## Stated exercise:
Reproduce each line of the material precisely.

## Data entries:
• • • •
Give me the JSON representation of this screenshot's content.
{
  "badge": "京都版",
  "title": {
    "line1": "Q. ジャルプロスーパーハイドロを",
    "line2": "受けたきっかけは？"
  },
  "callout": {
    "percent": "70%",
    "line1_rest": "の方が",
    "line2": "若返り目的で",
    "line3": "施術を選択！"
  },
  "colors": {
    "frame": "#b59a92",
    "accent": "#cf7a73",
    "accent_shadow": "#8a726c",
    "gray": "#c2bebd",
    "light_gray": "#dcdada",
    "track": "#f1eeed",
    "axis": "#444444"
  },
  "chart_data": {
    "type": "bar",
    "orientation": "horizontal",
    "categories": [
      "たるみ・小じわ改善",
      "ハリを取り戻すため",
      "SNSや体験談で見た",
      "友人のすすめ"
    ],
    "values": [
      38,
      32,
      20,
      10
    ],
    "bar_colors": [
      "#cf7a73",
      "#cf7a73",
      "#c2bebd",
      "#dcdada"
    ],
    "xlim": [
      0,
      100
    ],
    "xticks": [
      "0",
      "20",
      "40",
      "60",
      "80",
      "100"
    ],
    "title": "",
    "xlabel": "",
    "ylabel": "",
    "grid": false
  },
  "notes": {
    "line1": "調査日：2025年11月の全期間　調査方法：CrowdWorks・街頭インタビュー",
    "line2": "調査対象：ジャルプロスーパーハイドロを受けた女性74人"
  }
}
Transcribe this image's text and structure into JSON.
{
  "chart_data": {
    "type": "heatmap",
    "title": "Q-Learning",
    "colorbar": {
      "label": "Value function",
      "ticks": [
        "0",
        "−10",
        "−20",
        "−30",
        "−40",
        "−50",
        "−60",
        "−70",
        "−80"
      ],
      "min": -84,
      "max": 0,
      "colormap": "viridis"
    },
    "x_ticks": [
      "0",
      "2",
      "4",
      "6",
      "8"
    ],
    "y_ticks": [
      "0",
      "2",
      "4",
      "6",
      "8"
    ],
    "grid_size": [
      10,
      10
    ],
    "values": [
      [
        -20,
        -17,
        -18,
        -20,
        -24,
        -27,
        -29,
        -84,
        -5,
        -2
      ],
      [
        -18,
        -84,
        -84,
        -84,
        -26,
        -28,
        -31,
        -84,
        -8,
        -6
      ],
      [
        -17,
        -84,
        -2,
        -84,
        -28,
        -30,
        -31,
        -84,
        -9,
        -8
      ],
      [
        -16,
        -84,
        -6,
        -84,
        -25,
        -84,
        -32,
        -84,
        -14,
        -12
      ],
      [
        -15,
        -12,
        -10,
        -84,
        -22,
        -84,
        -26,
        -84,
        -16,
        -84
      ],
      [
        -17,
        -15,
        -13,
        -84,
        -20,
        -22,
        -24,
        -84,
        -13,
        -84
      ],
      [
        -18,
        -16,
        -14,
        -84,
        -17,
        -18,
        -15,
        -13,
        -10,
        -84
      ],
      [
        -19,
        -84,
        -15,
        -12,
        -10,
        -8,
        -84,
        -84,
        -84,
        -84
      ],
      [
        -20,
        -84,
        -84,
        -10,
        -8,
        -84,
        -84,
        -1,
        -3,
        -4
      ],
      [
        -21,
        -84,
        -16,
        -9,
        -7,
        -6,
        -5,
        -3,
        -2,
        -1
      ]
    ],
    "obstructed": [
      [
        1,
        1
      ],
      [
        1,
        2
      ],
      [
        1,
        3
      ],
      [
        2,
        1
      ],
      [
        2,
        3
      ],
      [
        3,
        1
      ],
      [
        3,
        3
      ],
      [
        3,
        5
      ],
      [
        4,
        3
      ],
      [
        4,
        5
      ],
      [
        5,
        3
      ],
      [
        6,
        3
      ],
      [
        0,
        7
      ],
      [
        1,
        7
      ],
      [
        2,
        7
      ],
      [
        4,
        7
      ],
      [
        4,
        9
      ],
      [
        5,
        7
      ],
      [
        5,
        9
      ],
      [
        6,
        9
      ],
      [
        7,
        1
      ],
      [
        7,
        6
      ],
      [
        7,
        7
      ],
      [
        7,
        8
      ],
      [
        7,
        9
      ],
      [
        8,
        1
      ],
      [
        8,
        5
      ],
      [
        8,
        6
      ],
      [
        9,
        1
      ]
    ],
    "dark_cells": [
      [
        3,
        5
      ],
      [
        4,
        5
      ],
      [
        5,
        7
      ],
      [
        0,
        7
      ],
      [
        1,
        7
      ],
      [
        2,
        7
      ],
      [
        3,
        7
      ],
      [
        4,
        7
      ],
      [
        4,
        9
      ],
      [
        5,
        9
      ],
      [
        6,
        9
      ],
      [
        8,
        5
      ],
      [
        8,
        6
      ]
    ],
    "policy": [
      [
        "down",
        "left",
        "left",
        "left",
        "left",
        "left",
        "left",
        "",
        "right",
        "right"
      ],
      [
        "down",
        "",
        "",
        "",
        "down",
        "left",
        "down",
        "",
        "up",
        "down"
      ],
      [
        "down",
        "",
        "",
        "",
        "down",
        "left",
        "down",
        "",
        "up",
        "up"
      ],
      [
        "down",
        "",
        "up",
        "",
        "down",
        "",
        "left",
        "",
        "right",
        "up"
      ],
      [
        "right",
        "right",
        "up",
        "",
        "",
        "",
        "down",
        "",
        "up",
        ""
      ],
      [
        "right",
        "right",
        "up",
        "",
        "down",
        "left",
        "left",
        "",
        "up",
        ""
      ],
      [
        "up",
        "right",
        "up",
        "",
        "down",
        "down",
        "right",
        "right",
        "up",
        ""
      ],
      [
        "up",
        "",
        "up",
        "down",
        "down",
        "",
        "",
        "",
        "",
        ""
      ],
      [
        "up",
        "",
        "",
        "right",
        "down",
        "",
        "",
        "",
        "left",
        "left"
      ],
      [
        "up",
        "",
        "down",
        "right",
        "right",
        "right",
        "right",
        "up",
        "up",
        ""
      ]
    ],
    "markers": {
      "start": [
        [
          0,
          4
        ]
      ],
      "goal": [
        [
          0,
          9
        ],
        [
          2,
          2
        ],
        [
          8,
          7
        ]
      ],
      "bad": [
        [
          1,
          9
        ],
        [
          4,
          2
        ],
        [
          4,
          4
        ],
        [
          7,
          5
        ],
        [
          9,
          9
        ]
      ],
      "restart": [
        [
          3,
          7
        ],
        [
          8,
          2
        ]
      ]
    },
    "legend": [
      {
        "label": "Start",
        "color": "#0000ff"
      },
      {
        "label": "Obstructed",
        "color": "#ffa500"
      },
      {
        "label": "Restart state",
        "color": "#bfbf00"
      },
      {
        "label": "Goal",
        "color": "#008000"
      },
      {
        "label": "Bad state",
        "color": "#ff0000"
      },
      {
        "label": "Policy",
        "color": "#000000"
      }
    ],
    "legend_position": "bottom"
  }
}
• • • •
## Exercise result:
Give me the JSON representation of this screenshot's content.
{
  "badge": "京都版",
  "title": {
    "line1": "Q. ジャルプロスーパーハイドロを",
    "line2": "受けたきっかけは？"
  },
  "callout": {
    "percent": "70%",
    "line1_rest": "の方が",
    "line2": "若返り目的で",
    "line3": "施術を選択！"
  },
  "colors": {
    "frame": "#b59a92",
    "accent": "#cf7a73",
    "accent_shadow": "#8a726c",
    "gray": "#c2bebd",
    "light_gray": "#dcdada",
    "track": "#f1eeed",
    "axis": "#444444"
  },
  "chart_data": {
    "type": "bar",
    "orientation": "horizontal",
    "categories": [
      "たるみ・小じわ改善",
      "ハリを取り戻すため",
      "SNSや体験談で見た",
      "友人のすすめ"
    ],
    "values": [
      38,
      32,
      20,
      10
    ],
    "bar_colors": [
      "#cf7a73",
      "#cf7a73",
      "#c2bebd",
      "#dcdada"
    ],
    "xlim": [
      0,
      100
    ],
    "xticks": [
      "0",
      "20",
      "40",
      "60",
      "80",
      "100"
    ],
    "title": "",
    "xlabel": "",
    "ylabel": "",
    "grid": false
  },
  "notes": {
    "line1": "調査日：2025年11月の全期間　調査方法：CrowdWorks・街頭インタビュー",
    "line2": "調査対象：ジャルプロスーパーハイドロを受けた女性74人"
  }
}
Transcribe this image's text and structure into JSON.
{
  "chart_data": {
    "type": "heatmap",
    "title": "Q-Learning",
    "colorbar": {
      "label": "Value function",
      "ticks": [
        "0",
        "−10",
        "−20",
        "−30",
        "−40",
        "−50",
        "−60",
        "−70",
        "−80"
      ],
      "min": -84,
      "max": 0,
      "colormap": "viridis"
    },
    "x_ticks": [
      "0",
      "2",
      "4",
      "6",
      "8"
    ],
    "y_ticks": [
      "0",
      "2",
      "4",
      "6",
      "8"
    ],
    "grid_size": [
      10,
      10
    ],
    "values": [
      [
        -20,
        -17,
        -18,
        -20,
        -24,
        -27,
        -29,
        -84,
        -5,
        -2
      ],
      [
        -18,
        -84,
        -84,
        -84,
        -26,
        -28,
        -31,
        -84,
        -8,
        -6
      ],
      [
        -17,
        -84,
        -2,
        -84,
        -28,
        -30,
        -31,
        -84,
        -9,
        -8
      ],
      [
        -16,
        -84,
        -6,
        -84,
        -25,
        -84,
        -32,
        -84,
        -14,
        -12
      ],
      [
        -15,
        -12,
        -10,
        -84,
        -22,
        -84,
        -26,
        -84,
        -16,
        -84
      ],
      [
        -17,
        -15,
        -13,
        -84,
        -20,
        -22,
        -24,
        -84,
        -13,
        -84
      ],
      [
        -18,
        -16,
        -14,
        -84,
        -17,
        -18,
        -15,
        -13,
        -10,
        -84
      ],
      [
        -19,
        -84,
        -15,
        -12,
        -10,
        -8,
        -84,
        -84,
        -84,
        -84
      ],
      [
        -20,
        -84,
        -84,
        -10,
        -8,
        -84,
        -84,
        -1,
        -3,
        -4
      ],
      [
        -21,
        -84,
        -16,
        -9,
        -7,
        -6,
        -5,
        -3,
        -2,
        -1
      ]
    ],
    "obstructed": [
      [
        1,
        1
      ],
      [
        1,
        2
      ],
      [
        1,
        3
      ],
      [
        2,
        1
      ],
      [
        2,
        3
      ],
      [
        3,
        1
      ],
      [
        3,
        3
      ],
      [
        3,
        5
      ],
      [
        4,
        3
      ],
      [
        4,
        5
      ],
      [
        5,
        3
      ],
      [
        6,
        3
      ],
      [
        0,
        7
      ],
      [
        1,
        7
      ],
      [
        2,
        7
      ],
      [
        4,
        7
      ],
      [
        4,
        9
      ],
      [
        5,
        7
      ],
      [
        5,
        9
      ],
      [
        6,
        9
      ],
      [
        7,
        1
      ],
      [
        7,
        6
      ],
      [
        7,
        7
      ],
      [
        7,
        8
      ],
      [
        7,
        9
      ],
      [
        8,
        1
      ],
      [
        8,
        5
      ],
      [
        8,
        6
      ],
      [
        9,
        1
      ]
    ],
    "dark_cells": [
      [
        3,
        5
      ],
      [
        4,
        5
      ],
      [
        5,
        7
      ],
      [
        0,
        7
      ],
      [
        1,
        7
      ],
      [
        2,
        7
      ],
      [
        3,
        7
      ],
      [
        4,
        7
      ],
      [
        4,
        9
      ],
      [
        5,
        9
      ],
      [
        6,
        9
      ],
      [
        8,
        5
      ],
      [
        8,
        6
      ]
    ],
    "policy": [
      [
        "down",
        "left",
        "left",
        "left",
        "left",
        "left",
        "left",
        "",
        "right",
        "right"
      ],
      [
        "down",
        "",
        "",
        "",
        "down",
        "left",
        "down",
        "",
        "up",
        "down"
      ],
      [
        "down",
        "",
        "",
        "",
        "down",
        "left",
        "down",
        "",
        "up",
        "up"
      ],
      [
        "down",
        "",
        "up",
        "",
        "down",
        "",
        "left",
        "",
        "right",
        "up"
      ],
      [
        "right",
        "right",
        "up",
        "",
        "",
        "",
        "down",
        "",
        "up",
        ""
      ],
      [
        "right",
        "right",
        "up",
        "",
        "down",
        "left",
        "left",
        "",
        "up",
        ""
      ],
      [
        "up",
        "right",
        "up",
        "",
        "down",
        "down",
        "right",
        "right",
        "up",
        ""
      ],
      [
        "up",
        "",
        "up",
        "down",
        "down",
        "",
        "",
        "",
        "",
        ""
      ],
      [
        "up",
        "",
        "",
        "right",
        "down",
        "",
        "",
        "",
        "left",
        "left"
      ],
      [
        "up",
        "",
        "down",
        "right",
        "right",
        "right",
        "right",
        "up",
        "up",
        ""
      ]
    ],
    "markers": {
      "start": [
        [
          0,
          4
        ]
      ],
      "goal": [
        [
          0,
          9
        ],
        [
          2,
          2
        ],
        [
          8,
          7
        ]
      ],
      "bad": [
        [
          1,
          9
        ],
        [
          4,
          2
        ],
        [
          4,
          4
        ],
        [
          7,
          5
        ],
        [
          9,
          9
        ]
      ],
      "restart": [
        [
          3,
          7
        ],
        [
          8,
          2
        ]
      ]
    },
    "legend": [
      {
        "label": "Start",
        "color": "#0000ff"
      },
      {
        "label": "Obstructed",
        "color": "#ffa500"
      },
      {
        "label": "Restart state",
        "color": "#bfbf00"
      },
      {
        "label": "Goal",
        "color": "#008000"
      },
      {
        "label": "Bad state",
        "color": "#ff0000"
      },
      {
        "label": "Policy",
        "color": "#000000"
      }
    ],
    "legend_position": "bottom"
  }
}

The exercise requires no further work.